◆ **Exercise aim**
Only lines with the string "views" matter here; gather them from the material below.
##########
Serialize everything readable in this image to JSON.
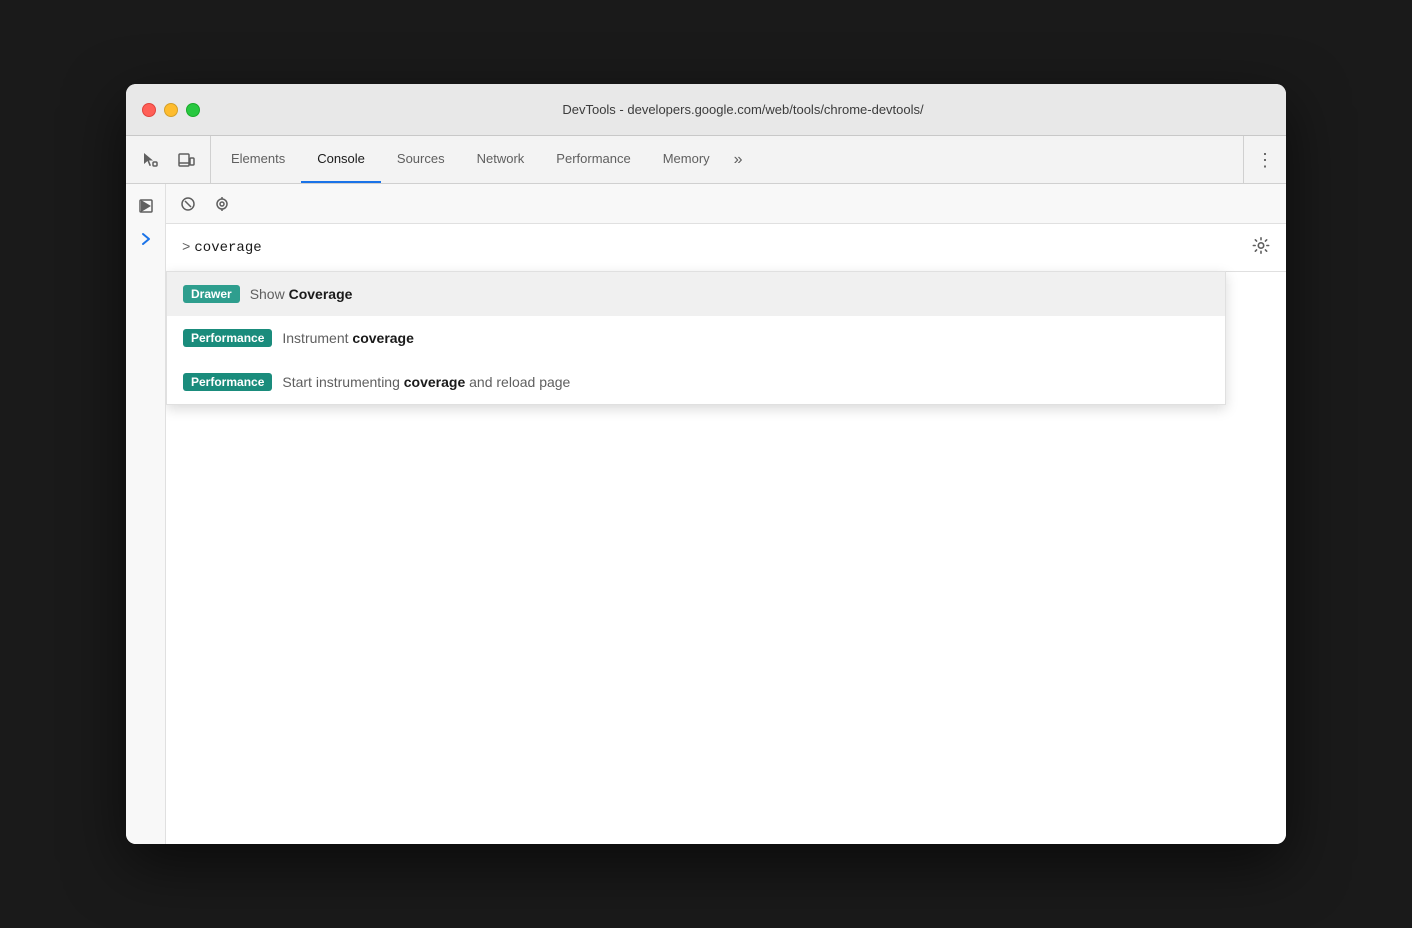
{
  "window": {
    "title": "DevTools - developers.google.com/web/tools/chrome-devtools/"
  },
  "trafficLights": {
    "close": "close",
    "minimize": "minimize",
    "maximize": "maximize"
  },
  "tabs": [
    {
      "id": "elements",
      "label": "Elements",
      "active": false
    },
    {
      "id": "console",
      "label": "Console",
      "active": true
    },
    {
      "id": "sources",
      "label": "Sources",
      "active": false
    },
    {
      "id": "network",
      "label": "Network",
      "active": false
    },
    {
      "id": "performance",
      "label": "Performance",
      "active": false
    },
    {
      "id": "memory",
      "label": "Memory",
      "active": false
    }
  ],
  "toolbar": {
    "moreLabel": "»",
    "kebabLabel": "⋮"
  },
  "console": {
    "inputValue": ">coverage",
    "settingsTooltip": "Settings"
  },
  "autocomplete": {
    "items": [
      {
        "badgeText": "Drawer",
        "badgeClass": "badge-drawer",
        "textBefore": "Show ",
        "textBold": "Coverage",
        "textAfter": ""
      },
      {
        "badgeText": "Performance",
        "badgeClass": "badge-performance",
        "textBefore": "Instrument ",
        "textBold": "coverage",
        "textAfter": ""
      },
      {
        "badgeText": "Performance",
        "badgeClass": "badge-performance",
        "textBefore": "Start instrumenting ",
        "textBold": "coverage",
        "textAfter": " and reload page"
      }
    ]
  },
  "sidebar": {
    "inspectLabel": "►",
    "deviceLabel": "⊡",
    "chevronLabel": "›"
  }
}
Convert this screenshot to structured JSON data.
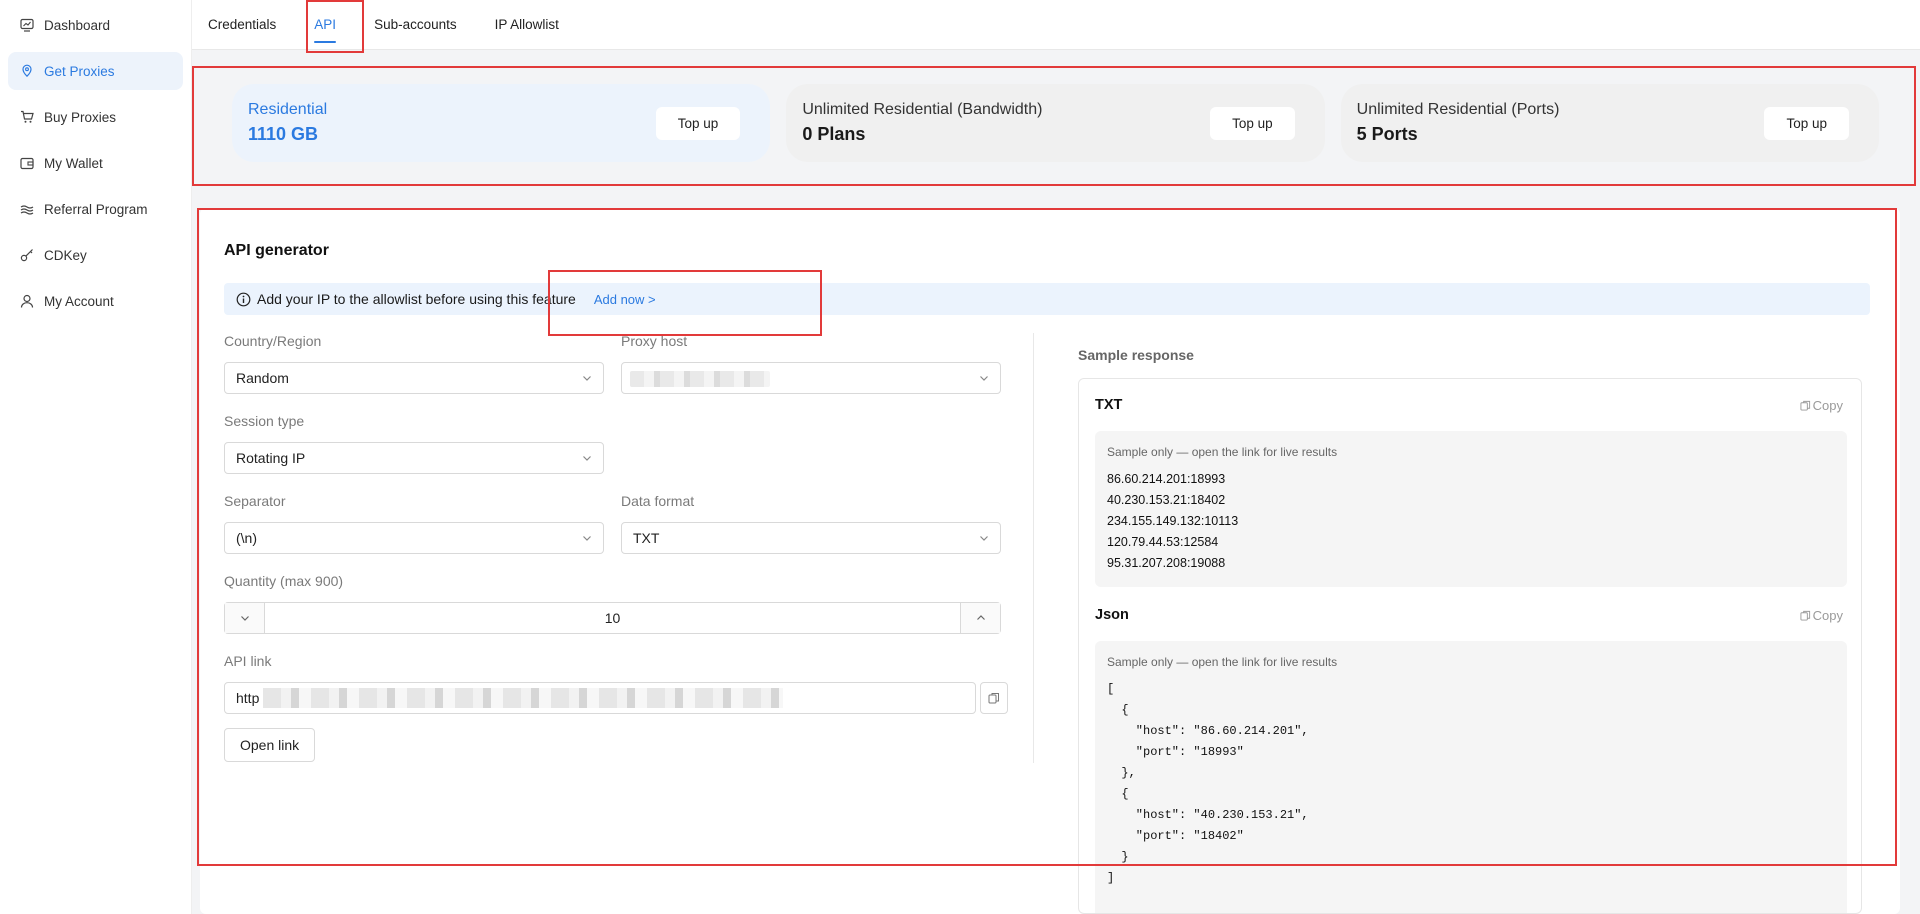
{
  "sidebar": {
    "items": [
      {
        "label": "Dashboard",
        "icon": "dashboard-icon"
      },
      {
        "label": "Get Proxies",
        "icon": "location-pin-icon",
        "active": true
      },
      {
        "label": "Buy Proxies",
        "icon": "cart-icon"
      },
      {
        "label": "My Wallet",
        "icon": "wallet-icon"
      },
      {
        "label": "Referral Program",
        "icon": "layers-icon"
      },
      {
        "label": "CDKey",
        "icon": "key-icon"
      },
      {
        "label": "My Account",
        "icon": "user-icon"
      }
    ]
  },
  "tabs": [
    {
      "label": "Credentials"
    },
    {
      "label": "API",
      "active": true
    },
    {
      "label": "Sub-accounts"
    },
    {
      "label": "IP Allowlist"
    }
  ],
  "plans": [
    {
      "title": "Residential",
      "value": "1110 GB",
      "button": "Top up",
      "active": true
    },
    {
      "title": "Unlimited Residential (Bandwidth)",
      "value": "0 Plans",
      "button": "Top up"
    },
    {
      "title": "Unlimited Residential (Ports)",
      "value": "5 Ports",
      "button": "Top up"
    }
  ],
  "generator": {
    "title": "API generator",
    "notice": "Add your IP to the allowlist before using this feature",
    "notice_link": "Add now >",
    "country_label": "Country/Region",
    "country_value": "Random",
    "proxy_host_label": "Proxy host",
    "session_label": "Session type",
    "session_value": "Rotating IP",
    "separator_label": "Separator",
    "separator_value": "(\\n)",
    "format_label": "Data format",
    "format_value": "TXT",
    "quantity_label": "Quantity (max 900)",
    "quantity_value": "10",
    "api_link_label": "API link",
    "api_link_prefix": "http",
    "open_link": "Open link"
  },
  "sample": {
    "title": "Sample response",
    "copy_label": "Copy",
    "txt": {
      "heading": "TXT",
      "note": "Sample only — open the link for live results",
      "lines": [
        "86.60.214.201:18993",
        "40.230.153.21:18402",
        "234.155.149.132:10113",
        "120.79.44.53:12584",
        "95.31.207.208:19088"
      ]
    },
    "json": {
      "heading": "Json",
      "note": "Sample only — open the link for live results",
      "lines": [
        "[",
        "  {",
        "    \"host\": \"86.60.214.201\",",
        "    \"port\": \"18993\"",
        "  },",
        "  {",
        "    \"host\": \"40.230.153.21\",",
        "    \"port\": \"18402\"",
        "  }",
        "]"
      ]
    }
  },
  "colors": {
    "accent": "#2b7ae0",
    "highlight": "#e23a3a"
  }
}
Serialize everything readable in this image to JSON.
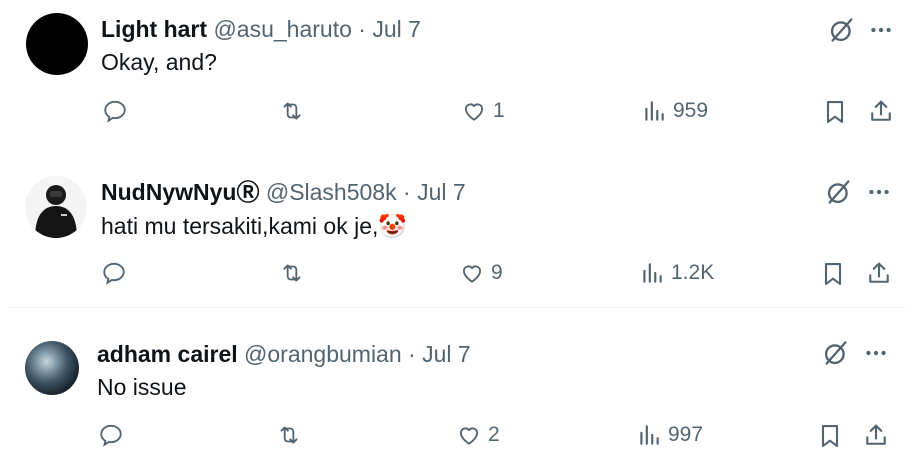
{
  "tweets": [
    {
      "display_name": "Light hart",
      "handle": "@asu_haruto",
      "separator": "·",
      "date": "Jul 7",
      "text": "Okay, and?",
      "emoji": "",
      "likes": "1",
      "views": "959"
    },
    {
      "display_name": "NudNywNyu",
      "name_badge": "Ⓡ",
      "handle": "@Slash508k",
      "separator": "·",
      "date": "Jul 7",
      "text": "hati mu tersakiti,kami ok je,",
      "emoji": "🤡",
      "likes": "9",
      "views": "1.2K"
    },
    {
      "display_name": "adham cairel",
      "handle": "@orangbumian",
      "separator": "·",
      "date": "Jul 7",
      "text": "No issue",
      "emoji": "",
      "likes": "2",
      "views": "997"
    }
  ],
  "icons": {
    "reply": "reply-icon",
    "retweet": "retweet-icon",
    "like": "heart-icon",
    "views": "views-icon",
    "bookmark": "bookmark-icon",
    "share": "share-icon",
    "grok": "grok-icon",
    "more": "more-icon"
  },
  "colors": {
    "text": "#0f1419",
    "muted": "#536471",
    "divider": "#eff3f4"
  }
}
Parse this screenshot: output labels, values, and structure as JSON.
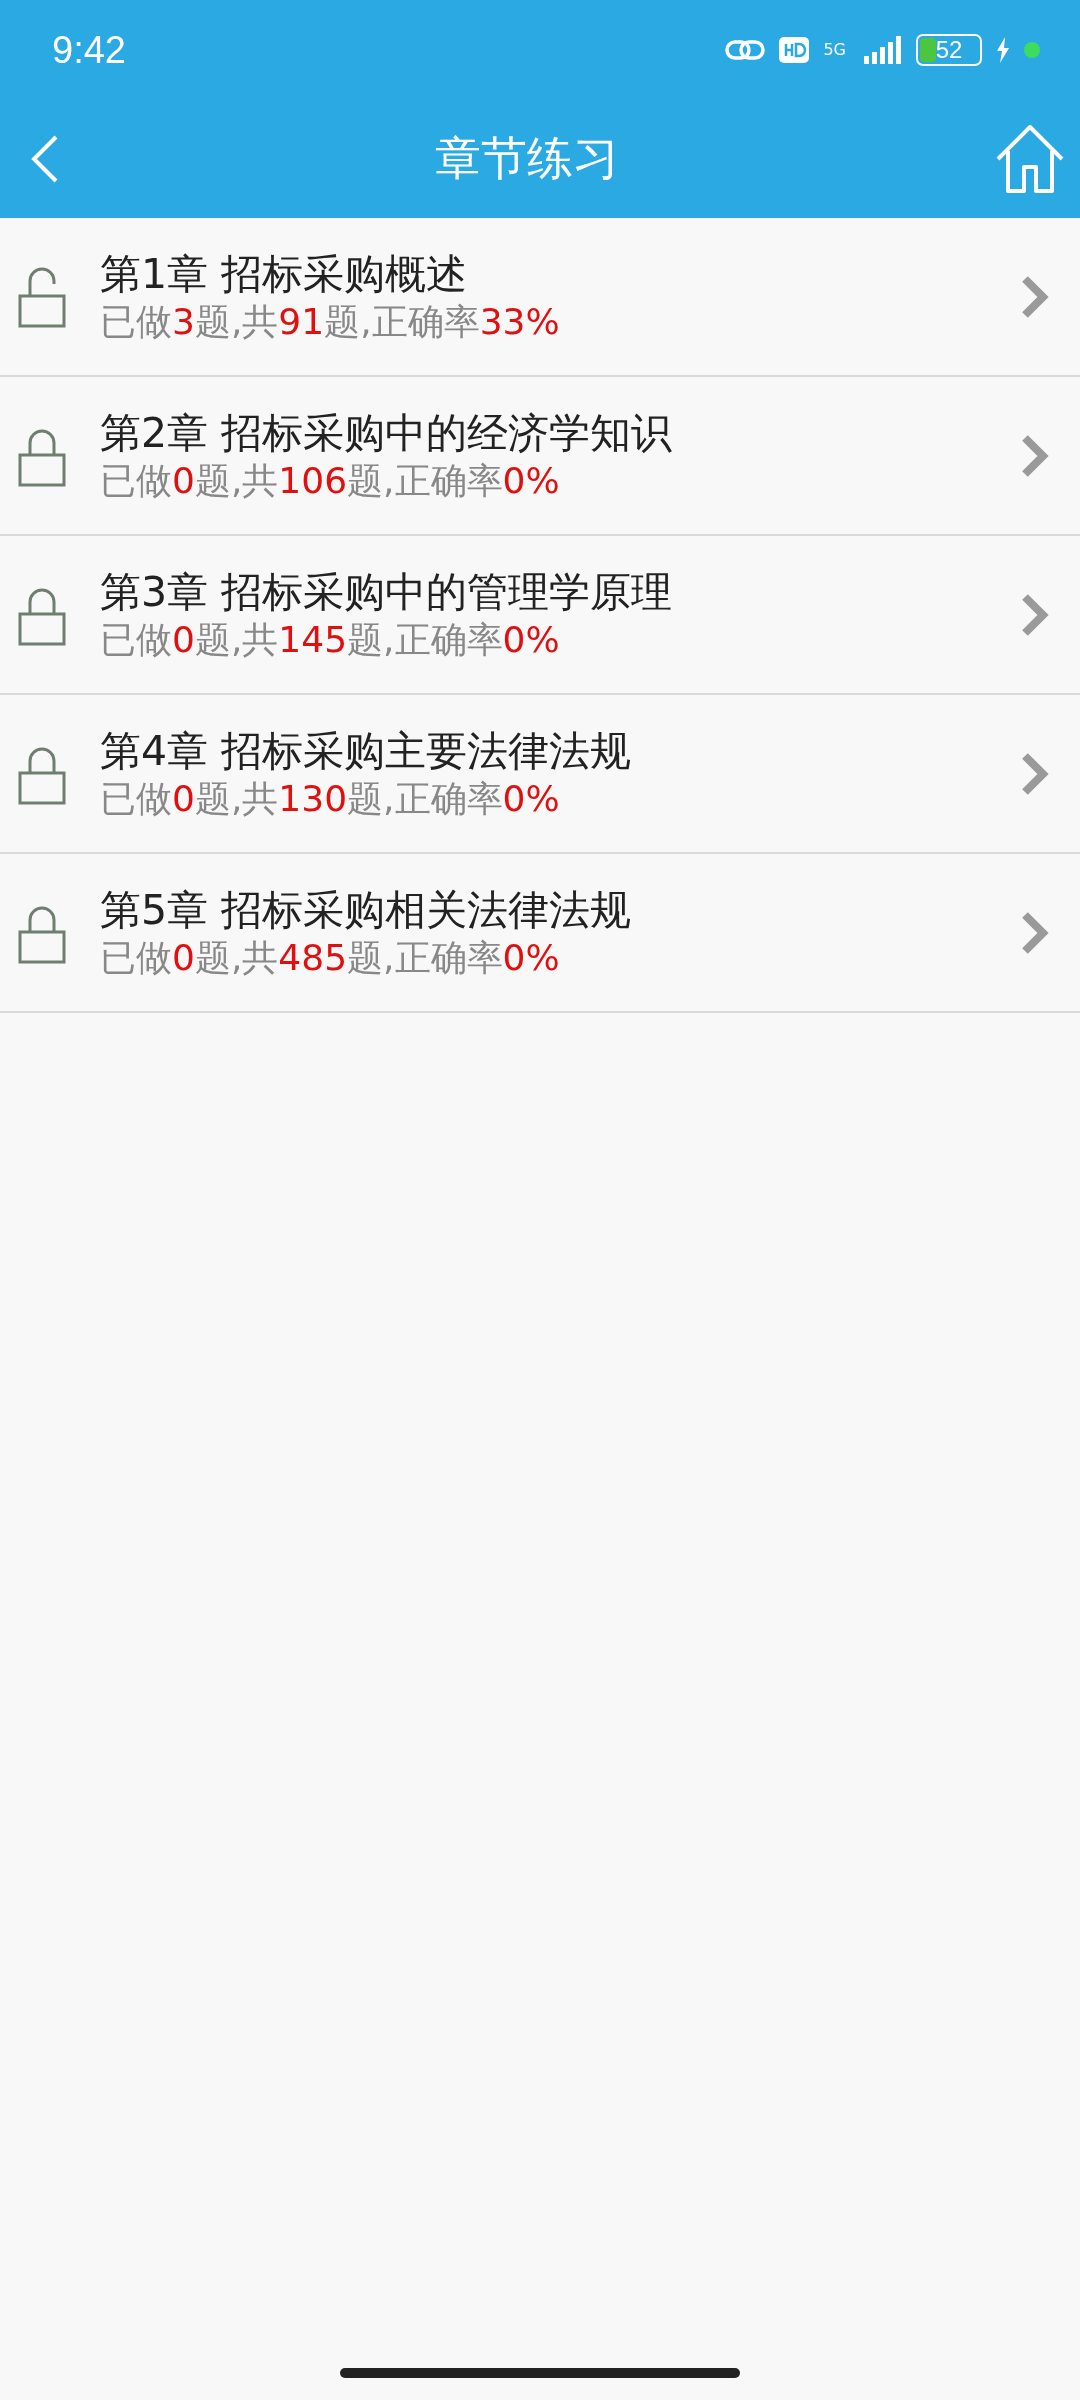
{
  "status_bar": {
    "time": "9:42",
    "network": "5G",
    "battery": "52"
  },
  "header": {
    "title": "章节练习"
  },
  "chapters": [
    {
      "title": "第1章 招标采购概述",
      "locked": false,
      "stats": [
        {
          "text": "已做",
          "highlight": false
        },
        {
          "text": "3",
          "highlight": true
        },
        {
          "text": "题,共",
          "highlight": false
        },
        {
          "text": "91",
          "highlight": true
        },
        {
          "text": "题,正确率",
          "highlight": false
        },
        {
          "text": "33%",
          "highlight": true
        }
      ]
    },
    {
      "title": "第2章 招标采购中的经济学知识",
      "locked": true,
      "stats": [
        {
          "text": "已做",
          "highlight": false
        },
        {
          "text": "0",
          "highlight": true
        },
        {
          "text": "题,共",
          "highlight": false
        },
        {
          "text": "106",
          "highlight": true
        },
        {
          "text": "题,正确率",
          "highlight": false
        },
        {
          "text": "0%",
          "highlight": true
        }
      ]
    },
    {
      "title": "第3章 招标采购中的管理学原理",
      "locked": true,
      "stats": [
        {
          "text": "已做",
          "highlight": false
        },
        {
          "text": "0",
          "highlight": true
        },
        {
          "text": "题,共",
          "highlight": false
        },
        {
          "text": "145",
          "highlight": true
        },
        {
          "text": "题,正确率",
          "highlight": false
        },
        {
          "text": "0%",
          "highlight": true
        }
      ]
    },
    {
      "title": "第4章 招标采购主要法律法规",
      "locked": true,
      "stats": [
        {
          "text": "已做",
          "highlight": false
        },
        {
          "text": "0",
          "highlight": true
        },
        {
          "text": "题,共",
          "highlight": false
        },
        {
          "text": "130",
          "highlight": true
        },
        {
          "text": "题,正确率",
          "highlight": false
        },
        {
          "text": "0%",
          "highlight": true
        }
      ]
    },
    {
      "title": "第5章 招标采购相关法律法规",
      "locked": true,
      "stats": [
        {
          "text": "已做",
          "highlight": false
        },
        {
          "text": "0",
          "highlight": true
        },
        {
          "text": "题,共",
          "highlight": false
        },
        {
          "text": "485",
          "highlight": true
        },
        {
          "text": "题,正确率",
          "highlight": false
        },
        {
          "text": "0%",
          "highlight": true
        }
      ]
    }
  ]
}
##########
◆ **Result for this task**
      "views": "959"
      "views": "1.2K"
      "views": "997"
    "views": "views-icon",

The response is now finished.